# start of Entries supplied
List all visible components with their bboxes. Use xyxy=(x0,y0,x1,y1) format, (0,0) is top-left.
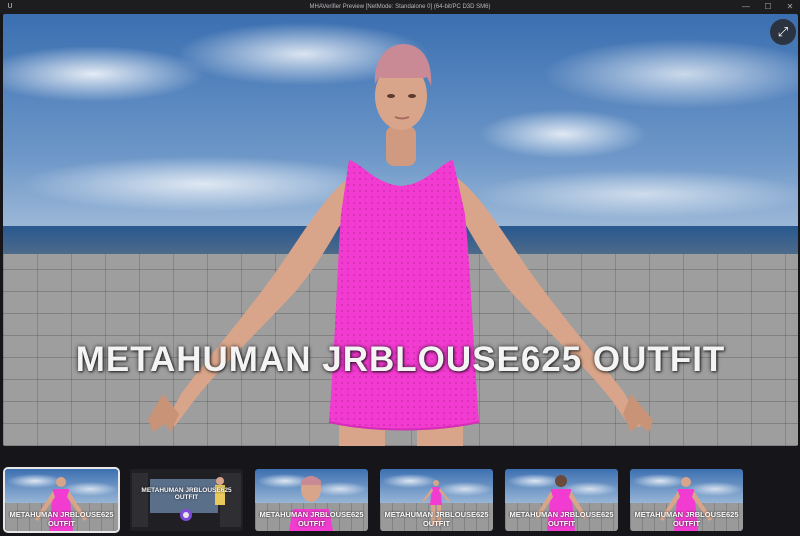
product-title-overlay: METAHUMAN JRBLOUSE625 OUTFIT xyxy=(75,340,726,379)
window-title: MHAVerifier Preview [NetMode: Standalone… xyxy=(309,4,491,10)
thumbnail-4[interactable]: METAHUMAN JRBLOUSE625 OUTFIT xyxy=(380,469,493,531)
expand-icon: ⤢ xyxy=(777,24,789,39)
window-titlebar: U MHAVerifier Preview [NetMode: Standalo… xyxy=(0,0,800,14)
main-image-viewer[interactable]: ⤢ METAHUMAN JRBLOUSE625 OUTFIT xyxy=(3,14,798,446)
close-button[interactable]: ✕ xyxy=(782,0,798,14)
thumb-caption: METAHUMAN JRBLOUSE625 OUTFIT xyxy=(384,510,489,528)
thumbnail-strip: METAHUMAN JRBLOUSE625 OUTFIT METAHUMAN J… xyxy=(0,466,800,536)
thumb-caption: METAHUMAN JRBLOUSE625 OUTFIT xyxy=(634,510,739,528)
thumbnail-1[interactable]: METAHUMAN JRBLOUSE625 OUTFIT xyxy=(3,467,120,533)
maximize-button[interactable]: ☐ xyxy=(760,0,776,14)
thumb-caption: METAHUMAN JRBLOUSE625 OUTFIT xyxy=(9,510,114,528)
unreal-logo-icon: U xyxy=(7,3,13,10)
minimize-button[interactable]: — xyxy=(738,0,754,14)
thumb-caption: METAHUMAN JRBLOUSE625 OUTFIT xyxy=(259,510,364,528)
thumbnail-5[interactable]: METAHUMAN JRBLOUSE625 OUTFIT xyxy=(505,469,618,531)
thumb-caption: METAHUMAN JRBLOUSE625 OUTFIT xyxy=(509,510,614,528)
thumbnail-2[interactable]: METAHUMAN JRBLOUSE625 OUTFIT xyxy=(130,469,243,531)
fullscreen-button[interactable]: ⤢ xyxy=(770,19,796,45)
thumbnail-3[interactable]: METAHUMAN JRBLOUSE625 OUTFIT xyxy=(255,469,368,531)
thumb-caption: METAHUMAN JRBLOUSE625 OUTFIT xyxy=(141,487,232,501)
thumbnail-6[interactable]: METAHUMAN JRBLOUSE625 OUTFIT xyxy=(630,469,743,531)
metahuman-character xyxy=(148,44,653,446)
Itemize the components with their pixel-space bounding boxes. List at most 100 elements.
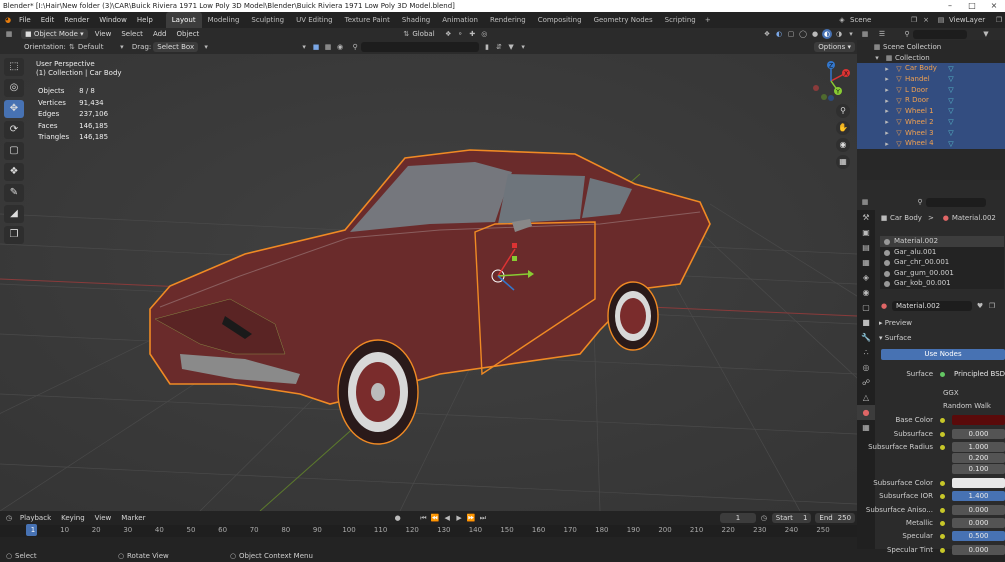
shading-options-icon[interactable]: ▾: [846, 29, 856, 39]
measure-icon[interactable]: ◢: [4, 205, 24, 223]
select-box-icon[interactable]: ⬚: [4, 58, 24, 76]
fake-user-icon[interactable]: ♥: [975, 301, 985, 311]
current-frame-field[interactable]: 1: [720, 512, 756, 523]
xray-icon[interactable]: ▢: [786, 29, 796, 39]
play-icon[interactable]: ▶: [454, 513, 464, 523]
grid-view-icon[interactable]: ▦: [836, 155, 850, 169]
rotate-icon[interactable]: ⟳: [4, 121, 24, 139]
menu-file[interactable]: File: [14, 12, 36, 28]
property-value-field[interactable]: 0.000: [952, 545, 1005, 555]
modifier-tab-icon[interactable]: 🔧: [857, 330, 875, 345]
outliner-item-r-door[interactable]: ▸ ▽ R Door ▽: [857, 95, 1005, 107]
delete-scene-icon[interactable]: ×: [921, 15, 931, 25]
properties-search-input[interactable]: [926, 197, 986, 207]
distribution-dropdown[interactable]: GGX: [940, 388, 1005, 399]
scene-tab-icon[interactable]: ◈: [857, 270, 875, 285]
property-value-field[interactable]: 1.400: [952, 491, 1005, 501]
outliner-filter-icon[interactable]: ▼: [981, 29, 991, 39]
transform-orientation[interactable]: Global: [412, 30, 442, 38]
material-slot[interactable]: Gar_alu.001: [880, 247, 1004, 258]
navigation-gizmo[interactable]: X Z Y: [808, 58, 854, 104]
annotate-icon[interactable]: ✎: [4, 184, 24, 202]
material-slot[interactable]: Gar_chr_00.001: [880, 257, 1004, 268]
viewport-filter-icon[interactable]: ▦: [323, 42, 333, 52]
physics-tab-icon[interactable]: ◎: [857, 360, 875, 375]
maximize-icon[interactable]: □: [961, 0, 983, 12]
tab-animation[interactable]: Animation: [436, 12, 484, 28]
use-nodes-button[interactable]: Use Nodes: [881, 349, 1005, 360]
new-view-layer-icon[interactable]: ❐: [994, 15, 1004, 25]
pivot-icon[interactable]: ❖: [443, 29, 453, 39]
solid-shading-icon[interactable]: ●: [810, 29, 820, 39]
tab-compositing[interactable]: Compositing: [532, 12, 588, 28]
expand-object-icon[interactable]: ▸: [882, 106, 892, 116]
expand-object-icon[interactable]: ▸: [882, 139, 892, 149]
play-reverse-icon[interactable]: ◀: [442, 513, 452, 523]
snap-target-icon[interactable]: ✚: [467, 29, 477, 39]
scene-name[interactable]: Scene: [848, 16, 908, 24]
outliner-search-input[interactable]: [913, 29, 967, 39]
property-value-field[interactable]: 0.100: [952, 464, 1005, 474]
tool-tab-icon[interactable]: ⚒: [857, 210, 875, 225]
close-icon[interactable]: ×: [983, 0, 1005, 12]
tab-shading[interactable]: Shading: [396, 12, 436, 28]
timeline-clock-icon[interactable]: ◷: [759, 513, 769, 523]
expand-object-icon[interactable]: ▸: [882, 74, 892, 84]
constraints-tab-icon[interactable]: ☍: [857, 375, 875, 390]
material-slot[interactable]: Gar_gum_00.001: [880, 268, 1004, 279]
search-icon[interactable]: ⚲: [350, 42, 360, 52]
menu-edit[interactable]: Edit: [36, 12, 60, 28]
camera-icon[interactable]: ◉: [836, 138, 850, 152]
sort-icon[interactable]: ⇵: [494, 42, 504, 52]
expand-object-icon[interactable]: ▸: [882, 64, 892, 74]
orientation-dropdown-icon[interactable]: ▾: [117, 42, 127, 52]
editor-type-icon[interactable]: ▦: [4, 29, 14, 39]
property-value-field[interactable]: 0.500: [952, 531, 1005, 541]
pan-hand-icon[interactable]: ✋: [836, 121, 850, 135]
prev-keyframe-icon[interactable]: ⏪: [430, 513, 440, 523]
surface-section[interactable]: ▾ Surface: [879, 334, 911, 342]
expand-object-icon[interactable]: ▸: [882, 96, 892, 106]
cursor-icon[interactable]: ◎: [4, 79, 24, 97]
options-button[interactable]: Options ▾: [814, 42, 855, 52]
duplicate-material-icon[interactable]: ❐: [987, 301, 997, 311]
minimize-icon[interactable]: –: [939, 0, 961, 12]
collection-tab-icon[interactable]: ▢: [857, 300, 875, 315]
new-scene-icon[interactable]: ❐: [909, 15, 919, 25]
drag-dropdown-icon[interactable]: ▾: [201, 42, 211, 52]
material-slot[interactable]: Material.002: [880, 236, 1004, 247]
output-tab-icon[interactable]: ▤: [857, 240, 875, 255]
transform-orientation-icon[interactable]: ⇅: [401, 29, 411, 39]
mode-selector[interactable]: ■ Object Mode ▾: [21, 29, 88, 39]
browse-material-icon[interactable]: ●: [879, 301, 889, 311]
next-keyframe-icon[interactable]: ⏩: [466, 513, 476, 523]
tab-geometry-nodes[interactable]: Geometry Nodes: [588, 12, 659, 28]
outliner-item-wheel-1[interactable]: ▸ ▽ Wheel 1 ▽: [857, 106, 1005, 117]
menu-timeline-view[interactable]: View: [90, 510, 117, 526]
outliner-editor-icon[interactable]: ▦: [860, 29, 870, 39]
zoom-icon[interactable]: ⚲: [836, 104, 850, 118]
property-value-field[interactable]: 0.200: [952, 453, 1005, 463]
tab-scripting[interactable]: Scripting: [659, 12, 702, 28]
property-value-field[interactable]: 1.000: [952, 442, 1005, 452]
snap-icon[interactable]: ⚬: [455, 29, 465, 39]
bookmark-icon[interactable]: ▮: [482, 42, 492, 52]
outliner-search-icon[interactable]: ⚲: [902, 29, 912, 39]
scene-icon[interactable]: ◈: [837, 15, 847, 25]
viewport-search-input[interactable]: [361, 42, 480, 52]
property-value-field[interactable]: [952, 478, 1005, 488]
texture-tab-icon[interactable]: ▦: [857, 420, 875, 435]
expand-object-icon[interactable]: ▸: [882, 85, 892, 95]
outliner-scene-collection[interactable]: ▦ Scene Collection: [857, 42, 1005, 53]
jump-end-icon[interactable]: ⏭: [478, 513, 488, 523]
visibility-dropdown-icon[interactable]: ▾: [299, 42, 309, 52]
properties-editor-icon[interactable]: ▦: [860, 197, 870, 207]
3d-viewport[interactable]: [0, 54, 857, 511]
property-value-field[interactable]: [952, 415, 1005, 425]
timeline-editor-icon[interactable]: ◷: [4, 513, 14, 523]
preview-section[interactable]: ▸ Preview: [879, 319, 912, 327]
render-tab-icon[interactable]: ▣: [857, 225, 875, 240]
tab-modeling[interactable]: Modeling: [202, 12, 246, 28]
jump-start-icon[interactable]: ⏮: [418, 513, 428, 523]
add-workspace-icon[interactable]: +: [703, 15, 713, 25]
# end of Entries supplied
# Work instructions
Reproduce verbatim the part of the records that opens with the line containing "shading-options-icon[interactable]: ▾: [846, 29, 856, 39]" and closes with the line containing "fake-user-icon[interactable]: ♥: [975, 301, 985, 311]", both of those lines included.

# Exercise answer
shading-options-icon[interactable]: ▾: [846, 29, 856, 39]
measure-icon[interactable]: ◢: [4, 205, 24, 223]
select-box-icon[interactable]: ⬚: [4, 58, 24, 76]
fake-user-icon[interactable]: ♥: [975, 301, 985, 311]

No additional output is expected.